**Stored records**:
==============================
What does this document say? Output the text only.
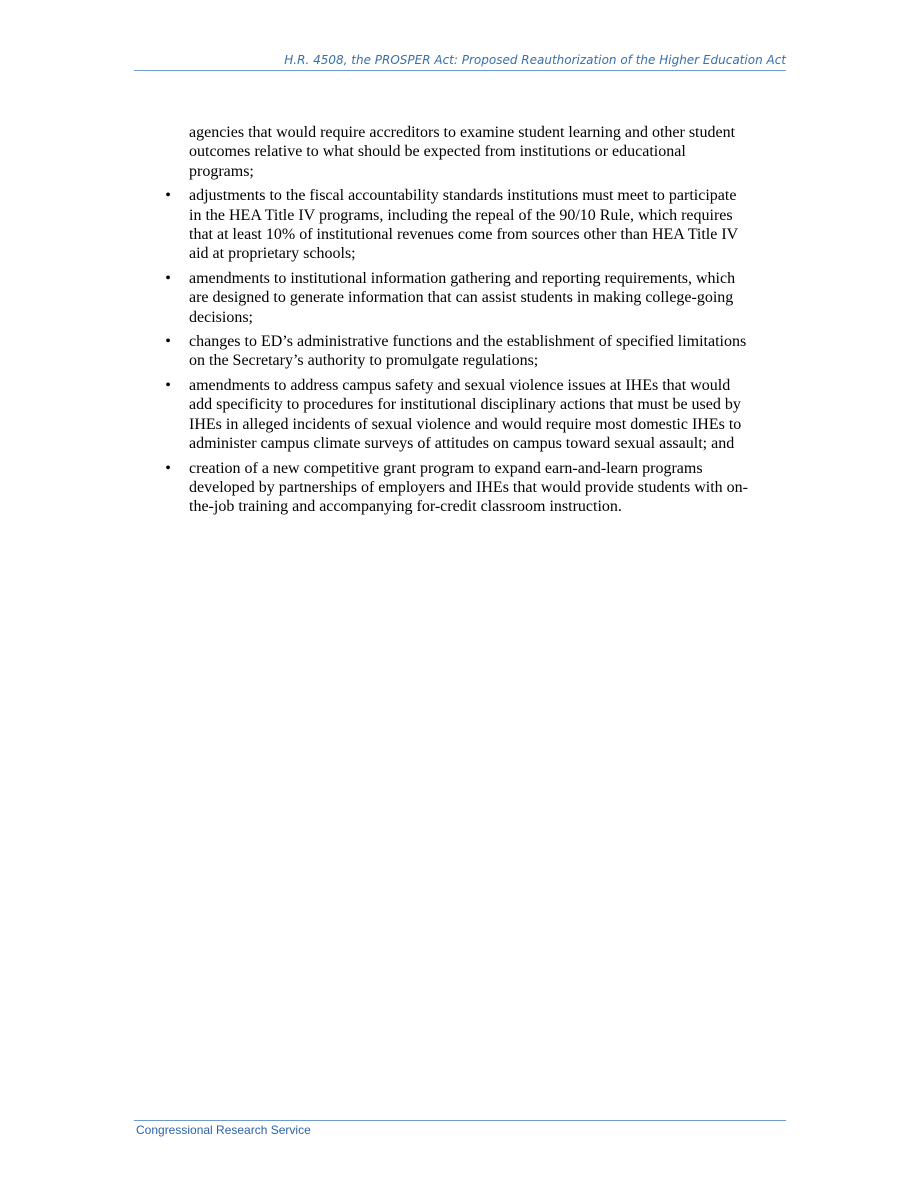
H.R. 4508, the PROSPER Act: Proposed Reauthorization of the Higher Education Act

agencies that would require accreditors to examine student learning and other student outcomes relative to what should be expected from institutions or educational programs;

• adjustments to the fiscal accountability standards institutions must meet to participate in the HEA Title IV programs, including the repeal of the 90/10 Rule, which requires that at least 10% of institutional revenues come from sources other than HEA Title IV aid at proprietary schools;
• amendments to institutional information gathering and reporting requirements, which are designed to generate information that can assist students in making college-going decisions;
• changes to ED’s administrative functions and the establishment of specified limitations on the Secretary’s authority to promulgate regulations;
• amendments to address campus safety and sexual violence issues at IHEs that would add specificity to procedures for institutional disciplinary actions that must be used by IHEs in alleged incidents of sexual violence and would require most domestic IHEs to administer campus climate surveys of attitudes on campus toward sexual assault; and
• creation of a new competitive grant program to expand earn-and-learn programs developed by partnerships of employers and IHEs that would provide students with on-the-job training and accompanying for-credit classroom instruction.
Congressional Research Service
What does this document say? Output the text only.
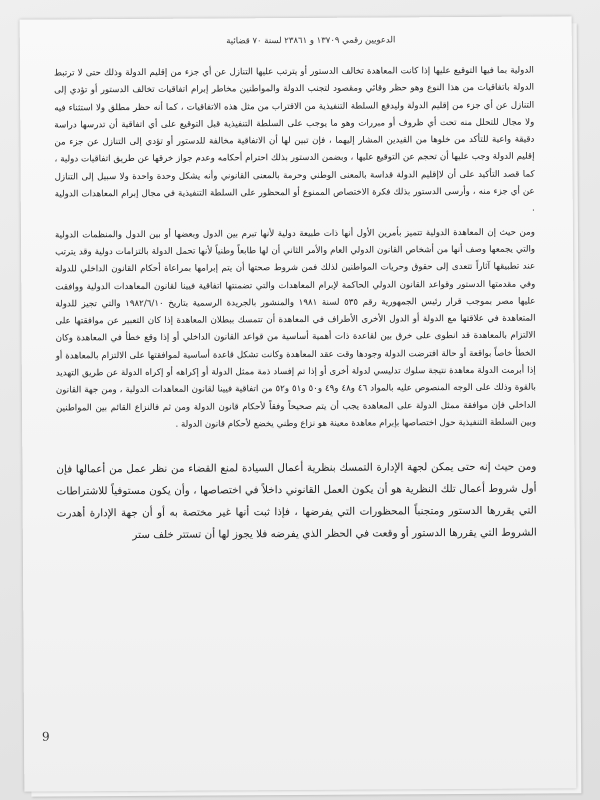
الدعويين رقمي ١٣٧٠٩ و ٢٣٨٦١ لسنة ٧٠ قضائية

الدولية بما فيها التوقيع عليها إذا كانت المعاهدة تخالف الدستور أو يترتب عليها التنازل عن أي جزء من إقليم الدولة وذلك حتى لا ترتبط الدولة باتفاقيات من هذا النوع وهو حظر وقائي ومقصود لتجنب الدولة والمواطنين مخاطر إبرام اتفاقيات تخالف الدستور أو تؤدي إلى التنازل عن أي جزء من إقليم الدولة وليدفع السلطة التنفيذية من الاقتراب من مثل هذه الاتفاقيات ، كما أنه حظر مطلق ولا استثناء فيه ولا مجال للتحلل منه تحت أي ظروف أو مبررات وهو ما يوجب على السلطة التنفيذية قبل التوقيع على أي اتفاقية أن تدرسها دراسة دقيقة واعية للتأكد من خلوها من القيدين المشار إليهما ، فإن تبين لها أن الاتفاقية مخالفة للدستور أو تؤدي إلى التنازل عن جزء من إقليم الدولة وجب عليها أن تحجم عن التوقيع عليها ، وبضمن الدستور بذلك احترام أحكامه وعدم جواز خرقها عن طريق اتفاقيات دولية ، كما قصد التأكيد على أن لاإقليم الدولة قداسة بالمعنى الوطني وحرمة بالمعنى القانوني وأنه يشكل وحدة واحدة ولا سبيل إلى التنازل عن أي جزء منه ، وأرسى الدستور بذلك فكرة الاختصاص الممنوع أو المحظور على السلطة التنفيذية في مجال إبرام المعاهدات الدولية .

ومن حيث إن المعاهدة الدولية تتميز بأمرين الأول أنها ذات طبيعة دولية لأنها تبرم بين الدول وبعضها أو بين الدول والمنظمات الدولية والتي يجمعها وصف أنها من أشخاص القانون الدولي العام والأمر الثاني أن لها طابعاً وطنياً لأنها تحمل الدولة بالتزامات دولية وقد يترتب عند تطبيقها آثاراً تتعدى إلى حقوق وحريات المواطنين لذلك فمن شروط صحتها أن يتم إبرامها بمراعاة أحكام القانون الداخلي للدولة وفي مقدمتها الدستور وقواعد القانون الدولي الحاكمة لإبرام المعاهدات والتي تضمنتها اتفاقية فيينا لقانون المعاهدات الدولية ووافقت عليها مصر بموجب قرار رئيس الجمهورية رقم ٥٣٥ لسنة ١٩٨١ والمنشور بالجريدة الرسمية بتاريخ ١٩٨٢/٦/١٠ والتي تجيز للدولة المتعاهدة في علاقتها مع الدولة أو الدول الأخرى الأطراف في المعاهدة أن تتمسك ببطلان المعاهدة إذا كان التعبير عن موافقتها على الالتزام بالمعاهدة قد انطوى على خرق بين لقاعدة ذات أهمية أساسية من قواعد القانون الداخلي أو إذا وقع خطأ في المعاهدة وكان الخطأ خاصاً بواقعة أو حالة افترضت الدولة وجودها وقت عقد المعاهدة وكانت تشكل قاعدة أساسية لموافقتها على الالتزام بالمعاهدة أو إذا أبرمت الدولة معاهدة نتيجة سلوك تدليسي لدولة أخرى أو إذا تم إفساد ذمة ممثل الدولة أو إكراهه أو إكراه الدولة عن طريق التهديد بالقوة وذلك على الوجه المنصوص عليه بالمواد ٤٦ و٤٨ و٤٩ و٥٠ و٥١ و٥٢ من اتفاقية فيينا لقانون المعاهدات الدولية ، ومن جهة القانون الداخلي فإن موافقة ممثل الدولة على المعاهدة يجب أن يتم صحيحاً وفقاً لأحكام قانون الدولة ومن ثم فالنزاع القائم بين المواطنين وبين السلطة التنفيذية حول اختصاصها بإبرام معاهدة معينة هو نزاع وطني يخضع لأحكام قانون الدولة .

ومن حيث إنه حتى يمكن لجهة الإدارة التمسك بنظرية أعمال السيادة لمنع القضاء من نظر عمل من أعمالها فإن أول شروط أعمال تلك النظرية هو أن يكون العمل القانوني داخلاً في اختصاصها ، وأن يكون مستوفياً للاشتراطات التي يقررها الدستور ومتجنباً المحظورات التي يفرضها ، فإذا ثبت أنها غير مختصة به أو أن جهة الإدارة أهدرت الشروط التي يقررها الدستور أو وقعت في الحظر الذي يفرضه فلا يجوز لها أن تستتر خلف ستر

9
==============================
**Exercise task**: Make an exact copy of every record, pictures excluded.

**Exercise response**:
What does this document say? Output the text only.
H.R. 4508, the PROSPER Act: Proposed Reauthorization of the Higher Education Act

agencies that would require accreditors to examine student learning and other student outcomes relative to what should be expected from institutions or educational programs;

• adjustments to the fiscal accountability standards institutions must meet to participate in the HEA Title IV programs, including the repeal of the 90/10 Rule, which requires that at least 10% of institutional revenues come from sources other than HEA Title IV aid at proprietary schools;
• amendments to institutional information gathering and reporting requirements, which are designed to generate information that can assist students in making college-going decisions;
• changes to ED’s administrative functions and the establishment of specified limitations on the Secretary’s authority to promulgate regulations;
• amendments to address campus safety and sexual violence issues at IHEs that would add specificity to procedures for institutional disciplinary actions that must be used by IHEs in alleged incidents of sexual violence and would require most domestic IHEs to administer campus climate surveys of attitudes on campus toward sexual assault; and
• creation of a new competitive grant program to expand earn-and-learn programs developed by partnerships of employers and IHEs that would provide students with on-the-job training and accompanying for-credit classroom instruction.
Congressional Research Service
What does this document say? Output the text only.
الدعويين رقمي ١٣٧٠٩ و ٢٣٨٦١ لسنة ٧٠ قضائية

الدولية بما فيها التوقيع عليها إذا كانت المعاهدة تخالف الدستور أو يترتب عليها التنازل عن أي جزء من إقليم الدولة وذلك حتى لا ترتبط الدولة باتفاقيات من هذا النوع وهو حظر وقائي ومقصود لتجنب الدولة والمواطنين مخاطر إبرام اتفاقيات تخالف الدستور أو تؤدي إلى التنازل عن أي جزء من إقليم الدولة وليدفع السلطة التنفيذية من الاقتراب من مثل هذه الاتفاقيات ، كما أنه حظر مطلق ولا استثناء فيه ولا مجال للتحلل منه تحت أي ظروف أو مبررات وهو ما يوجب على السلطة التنفيذية قبل التوقيع على أي اتفاقية أن تدرسها دراسة دقيقة واعية للتأكد من خلوها من القيدين المشار إليهما ، فإن تبين لها أن الاتفاقية مخالفة للدستور أو تؤدي إلى التنازل عن جزء من إقليم الدولة وجب عليها أن تحجم عن التوقيع عليها ، وبضمن الدستور بذلك احترام أحكامه وعدم جواز خرقها عن طريق اتفاقيات دولية ، كما قصد التأكيد على أن لاإقليم الدولة قداسة بالمعنى الوطني وحرمة بالمعنى القانوني وأنه يشكل وحدة واحدة ولا سبيل إلى التنازل عن أي جزء منه ، وأرسى الدستور بذلك فكرة الاختصاص الممنوع أو المحظور على السلطة التنفيذية في مجال إبرام المعاهدات الدولية .

ومن حيث إن المعاهدة الدولية تتميز بأمرين الأول أنها ذات طبيعة دولية لأنها تبرم بين الدول وبعضها أو بين الدول والمنظمات الدولية والتي يجمعها وصف أنها من أشخاص القانون الدولي العام والأمر الثاني أن لها طابعاً وطنياً لأنها تحمل الدولة بالتزامات دولية وقد يترتب عند تطبيقها آثاراً تتعدى إلى حقوق وحريات المواطنين لذلك فمن شروط صحتها أن يتم إبرامها بمراعاة أحكام القانون الداخلي للدولة وفي مقدمتها الدستور وقواعد القانون الدولي الحاكمة لإبرام المعاهدات والتي تضمنتها اتفاقية فيينا لقانون المعاهدات الدولية ووافقت عليها مصر بموجب قرار رئيس الجمهورية رقم ٥٣٥ لسنة ١٩٨١ والمنشور بالجريدة الرسمية بتاريخ ١٩٨٢/٦/١٠ والتي تجيز للدولة المتعاهدة في علاقتها مع الدولة أو الدول الأخرى الأطراف في المعاهدة أن تتمسك ببطلان المعاهدة إذا كان التعبير عن موافقتها على الالتزام بالمعاهدة قد انطوى على خرق بين لقاعدة ذات أهمية أساسية من قواعد القانون الداخلي أو إذا وقع خطأ في المعاهدة وكان الخطأ خاصاً بواقعة أو حالة افترضت الدولة وجودها وقت عقد المعاهدة وكانت تشكل قاعدة أساسية لموافقتها على الالتزام بالمعاهدة أو إذا أبرمت الدولة معاهدة نتيجة سلوك تدليسي لدولة أخرى أو إذا تم إفساد ذمة ممثل الدولة أو إكراهه أو إكراه الدولة عن طريق التهديد بالقوة وذلك على الوجه المنصوص عليه بالمواد ٤٦ و٤٨ و٤٩ و٥٠ و٥١ و٥٢ من اتفاقية فيينا لقانون المعاهدات الدولية ، ومن جهة القانون الداخلي فإن موافقة ممثل الدولة على المعاهدة يجب أن يتم صحيحاً وفقاً لأحكام قانون الدولة ومن ثم فالنزاع القائم بين المواطنين وبين السلطة التنفيذية حول اختصاصها بإبرام معاهدة معينة هو نزاع وطني يخضع لأحكام قانون الدولة .

ومن حيث إنه حتى يمكن لجهة الإدارة التمسك بنظرية أعمال السيادة لمنع القضاء من نظر عمل من أعمالها فإن أول شروط أعمال تلك النظرية هو أن يكون العمل القانوني داخلاً في اختصاصها ، وأن يكون مستوفياً للاشتراطات التي يقررها الدستور ومتجنباً المحظورات التي يفرضها ، فإذا ثبت أنها غير مختصة به أو أن جهة الإدارة أهدرت الشروط التي يقررها الدستور أو وقعت في الحظر الذي يفرضه فلا يجوز لها أن تستتر خلف ستر

9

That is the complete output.